_Objective_. Replace "row-year-label" with "year-label" throughout the lines below, leaving everything else as it is.

Layout element entries:

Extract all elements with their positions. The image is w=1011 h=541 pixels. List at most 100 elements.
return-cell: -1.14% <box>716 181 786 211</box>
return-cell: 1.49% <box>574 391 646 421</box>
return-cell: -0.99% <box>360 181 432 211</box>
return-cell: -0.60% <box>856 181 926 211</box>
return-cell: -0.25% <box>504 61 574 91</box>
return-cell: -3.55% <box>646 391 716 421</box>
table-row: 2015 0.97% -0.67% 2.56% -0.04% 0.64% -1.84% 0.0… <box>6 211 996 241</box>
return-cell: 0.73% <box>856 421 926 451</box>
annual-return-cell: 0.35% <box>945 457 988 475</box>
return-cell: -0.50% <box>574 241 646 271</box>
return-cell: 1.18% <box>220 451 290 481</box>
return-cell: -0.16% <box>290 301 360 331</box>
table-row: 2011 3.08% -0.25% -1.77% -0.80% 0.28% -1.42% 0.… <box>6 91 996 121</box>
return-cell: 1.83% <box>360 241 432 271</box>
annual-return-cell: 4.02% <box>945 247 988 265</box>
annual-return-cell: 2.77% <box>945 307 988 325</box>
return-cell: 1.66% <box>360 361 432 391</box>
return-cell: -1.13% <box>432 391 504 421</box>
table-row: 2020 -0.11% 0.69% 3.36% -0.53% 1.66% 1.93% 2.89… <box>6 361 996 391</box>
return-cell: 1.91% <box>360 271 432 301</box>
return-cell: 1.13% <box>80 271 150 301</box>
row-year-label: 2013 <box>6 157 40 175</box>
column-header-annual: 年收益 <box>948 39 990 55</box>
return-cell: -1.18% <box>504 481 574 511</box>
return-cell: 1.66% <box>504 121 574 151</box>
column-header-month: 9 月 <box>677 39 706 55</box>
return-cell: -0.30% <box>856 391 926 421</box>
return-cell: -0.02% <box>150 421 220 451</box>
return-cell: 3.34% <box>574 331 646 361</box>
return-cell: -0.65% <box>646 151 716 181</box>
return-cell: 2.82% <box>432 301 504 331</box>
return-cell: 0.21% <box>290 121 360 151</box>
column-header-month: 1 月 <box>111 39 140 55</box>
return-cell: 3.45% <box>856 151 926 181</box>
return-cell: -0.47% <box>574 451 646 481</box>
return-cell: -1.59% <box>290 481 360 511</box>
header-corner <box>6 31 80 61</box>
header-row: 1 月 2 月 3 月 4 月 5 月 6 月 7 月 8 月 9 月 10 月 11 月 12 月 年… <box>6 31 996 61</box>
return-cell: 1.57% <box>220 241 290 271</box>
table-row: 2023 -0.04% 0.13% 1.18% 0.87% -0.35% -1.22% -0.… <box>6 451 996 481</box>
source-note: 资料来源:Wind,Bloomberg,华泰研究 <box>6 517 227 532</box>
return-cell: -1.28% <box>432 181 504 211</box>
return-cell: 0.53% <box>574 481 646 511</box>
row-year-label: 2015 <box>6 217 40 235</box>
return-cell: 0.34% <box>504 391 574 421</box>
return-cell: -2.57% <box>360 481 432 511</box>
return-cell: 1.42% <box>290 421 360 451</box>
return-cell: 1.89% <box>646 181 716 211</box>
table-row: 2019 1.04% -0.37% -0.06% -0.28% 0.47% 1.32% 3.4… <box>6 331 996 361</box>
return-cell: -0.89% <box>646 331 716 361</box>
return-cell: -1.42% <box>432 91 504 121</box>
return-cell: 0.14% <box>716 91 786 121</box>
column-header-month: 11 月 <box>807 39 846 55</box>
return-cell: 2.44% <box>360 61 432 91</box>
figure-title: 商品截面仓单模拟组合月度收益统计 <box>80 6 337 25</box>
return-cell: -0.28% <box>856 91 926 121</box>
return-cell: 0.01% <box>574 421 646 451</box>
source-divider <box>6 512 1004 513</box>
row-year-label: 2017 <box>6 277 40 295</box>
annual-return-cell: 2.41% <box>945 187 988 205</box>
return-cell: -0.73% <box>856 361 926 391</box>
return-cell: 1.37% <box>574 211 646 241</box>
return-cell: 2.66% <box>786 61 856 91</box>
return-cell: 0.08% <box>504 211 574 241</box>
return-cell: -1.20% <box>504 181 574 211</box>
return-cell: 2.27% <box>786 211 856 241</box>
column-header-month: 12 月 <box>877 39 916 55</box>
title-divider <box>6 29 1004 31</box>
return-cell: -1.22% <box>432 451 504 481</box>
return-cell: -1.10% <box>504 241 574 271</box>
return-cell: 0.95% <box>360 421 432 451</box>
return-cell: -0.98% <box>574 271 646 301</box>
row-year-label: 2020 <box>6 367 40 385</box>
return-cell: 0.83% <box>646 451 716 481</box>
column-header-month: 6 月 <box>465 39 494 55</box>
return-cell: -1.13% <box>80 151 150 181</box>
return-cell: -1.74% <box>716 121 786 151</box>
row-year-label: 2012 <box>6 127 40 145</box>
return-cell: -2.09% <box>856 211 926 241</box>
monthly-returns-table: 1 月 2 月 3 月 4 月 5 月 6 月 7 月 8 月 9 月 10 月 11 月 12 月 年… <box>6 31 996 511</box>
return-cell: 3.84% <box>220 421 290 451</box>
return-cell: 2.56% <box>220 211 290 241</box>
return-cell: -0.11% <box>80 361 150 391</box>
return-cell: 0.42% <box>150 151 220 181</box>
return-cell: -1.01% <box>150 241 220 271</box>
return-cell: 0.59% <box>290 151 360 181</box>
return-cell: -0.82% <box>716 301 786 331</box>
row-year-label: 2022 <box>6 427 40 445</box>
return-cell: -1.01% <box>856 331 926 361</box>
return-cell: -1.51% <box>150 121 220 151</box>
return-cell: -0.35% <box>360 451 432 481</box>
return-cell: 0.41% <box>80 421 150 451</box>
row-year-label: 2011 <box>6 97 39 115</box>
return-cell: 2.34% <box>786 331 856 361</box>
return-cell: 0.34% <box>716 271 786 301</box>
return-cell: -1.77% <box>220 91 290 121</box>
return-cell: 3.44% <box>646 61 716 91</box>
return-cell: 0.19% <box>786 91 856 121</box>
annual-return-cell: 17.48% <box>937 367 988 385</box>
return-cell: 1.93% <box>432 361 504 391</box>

_Full solution_.
Extract all elements with their positions. The image is w=1011 h=541 pixels. List at most 100 elements.
return-cell: -1.14% <box>716 181 786 211</box>
return-cell: 1.49% <box>574 391 646 421</box>
return-cell: -0.99% <box>360 181 432 211</box>
return-cell: -0.60% <box>856 181 926 211</box>
return-cell: -0.25% <box>504 61 574 91</box>
return-cell: -3.55% <box>646 391 716 421</box>
table-row: 2015 0.97% -0.67% 2.56% -0.04% 0.64% -1.84% 0.0… <box>6 211 996 241</box>
return-cell: 0.73% <box>856 421 926 451</box>
annual-return-cell: 0.35% <box>945 457 988 475</box>
return-cell: -0.50% <box>574 241 646 271</box>
return-cell: 1.18% <box>220 451 290 481</box>
return-cell: -0.16% <box>290 301 360 331</box>
table-row: 2011 3.08% -0.25% -1.77% -0.80% 0.28% -1.42% 0.… <box>6 91 996 121</box>
return-cell: 1.83% <box>360 241 432 271</box>
annual-return-cell: 4.02% <box>945 247 988 265</box>
annual-return-cell: 2.77% <box>945 307 988 325</box>
return-cell: 1.66% <box>360 361 432 391</box>
return-cell: -1.13% <box>432 391 504 421</box>
table-row: 2020 -0.11% 0.69% 3.36% -0.53% 1.66% 1.93% 2.89… <box>6 361 996 391</box>
return-cell: 1.91% <box>360 271 432 301</box>
return-cell: 1.13% <box>80 271 150 301</box>
year-label: 2013 <box>6 157 40 175</box>
column-header-annual: 年收益 <box>948 39 990 55</box>
return-cell: -1.18% <box>504 481 574 511</box>
return-cell: 1.66% <box>504 121 574 151</box>
column-header-month: 9 月 <box>677 39 706 55</box>
return-cell: -0.30% <box>856 391 926 421</box>
return-cell: -0.02% <box>150 421 220 451</box>
return-cell: 3.34% <box>574 331 646 361</box>
return-cell: -0.65% <box>646 151 716 181</box>
return-cell: 2.82% <box>432 301 504 331</box>
return-cell: 0.21% <box>290 121 360 151</box>
column-header-month: 1 月 <box>111 39 140 55</box>
return-cell: 3.45% <box>856 151 926 181</box>
return-cell: -0.47% <box>574 451 646 481</box>
return-cell: -1.59% <box>290 481 360 511</box>
header-corner <box>6 31 80 61</box>
header-row: 1 月 2 月 3 月 4 月 5 月 6 月 7 月 8 月 9 月 10 月 11 月 12 月 年… <box>6 31 996 61</box>
return-cell: 1.57% <box>220 241 290 271</box>
table-row: 2023 -0.04% 0.13% 1.18% 0.87% -0.35% -1.22% -0.… <box>6 451 996 481</box>
source-note: 资料来源:Wind,Bloomberg,华泰研究 <box>6 517 227 532</box>
return-cell: -1.28% <box>432 181 504 211</box>
return-cell: 0.53% <box>574 481 646 511</box>
year-label: 2015 <box>6 217 40 235</box>
return-cell: 0.34% <box>504 391 574 421</box>
return-cell: -2.57% <box>360 481 432 511</box>
return-cell: 1.42% <box>290 421 360 451</box>
return-cell: 1.89% <box>646 181 716 211</box>
table-row: 2019 1.04% -0.37% -0.06% -0.28% 0.47% 1.32% 3.4… <box>6 331 996 361</box>
return-cell: -0.89% <box>646 331 716 361</box>
return-cell: -1.42% <box>432 91 504 121</box>
return-cell: 0.14% <box>716 91 786 121</box>
column-header-month: 11 月 <box>807 39 846 55</box>
return-cell: 2.44% <box>360 61 432 91</box>
figure-title: 商品截面仓单模拟组合月度收益统计 <box>80 6 337 25</box>
return-cell: -0.28% <box>856 91 926 121</box>
return-cell: 0.01% <box>574 421 646 451</box>
source-divider <box>6 512 1004 513</box>
year-label: 2017 <box>6 277 40 295</box>
annual-return-cell: 2.41% <box>945 187 988 205</box>
return-cell: -0.73% <box>856 361 926 391</box>
return-cell: 1.37% <box>574 211 646 241</box>
return-cell: 2.66% <box>786 61 856 91</box>
return-cell: 0.08% <box>504 211 574 241</box>
return-cell: -1.20% <box>504 181 574 211</box>
return-cell: 2.27% <box>786 211 856 241</box>
column-header-month: 12 月 <box>877 39 916 55</box>
title-divider <box>6 29 1004 31</box>
return-cell: -1.22% <box>432 451 504 481</box>
return-cell: -1.10% <box>504 241 574 271</box>
return-cell: 0.95% <box>360 421 432 451</box>
return-cell: -0.98% <box>574 271 646 301</box>
year-label: 2020 <box>6 367 40 385</box>
return-cell: 0.83% <box>646 451 716 481</box>
column-header-month: 6 月 <box>465 39 494 55</box>
return-cell: -1.13% <box>80 151 150 181</box>
return-cell: -1.74% <box>716 121 786 151</box>
year-label: 2012 <box>6 127 40 145</box>
return-cell: -2.09% <box>856 211 926 241</box>
monthly-returns-table: 1 月 2 月 3 月 4 月 5 月 6 月 7 月 8 月 9 月 10 月 11 月 12 月 年… <box>6 31 996 511</box>
return-cell: 3.84% <box>220 421 290 451</box>
return-cell: 2.56% <box>220 211 290 241</box>
return-cell: -0.11% <box>80 361 150 391</box>
return-cell: 0.42% <box>150 151 220 181</box>
return-cell: -1.01% <box>150 241 220 271</box>
return-cell: 0.59% <box>290 151 360 181</box>
return-cell: -0.82% <box>716 301 786 331</box>
year-label: 2022 <box>6 427 40 445</box>
return-cell: -1.01% <box>856 331 926 361</box>
return-cell: -1.51% <box>150 121 220 151</box>
return-cell: -0.35% <box>360 451 432 481</box>
return-cell: 0.41% <box>80 421 150 451</box>
year-label: 2011 <box>6 97 39 115</box>
return-cell: 2.34% <box>786 331 856 361</box>
return-cell: 0.34% <box>716 271 786 301</box>
return-cell: -1.77% <box>220 91 290 121</box>
return-cell: 3.44% <box>646 61 716 91</box>
return-cell: 0.19% <box>786 91 856 121</box>
annual-return-cell: 17.48% <box>937 367 988 385</box>
return-cell: 1.93% <box>432 361 504 391</box>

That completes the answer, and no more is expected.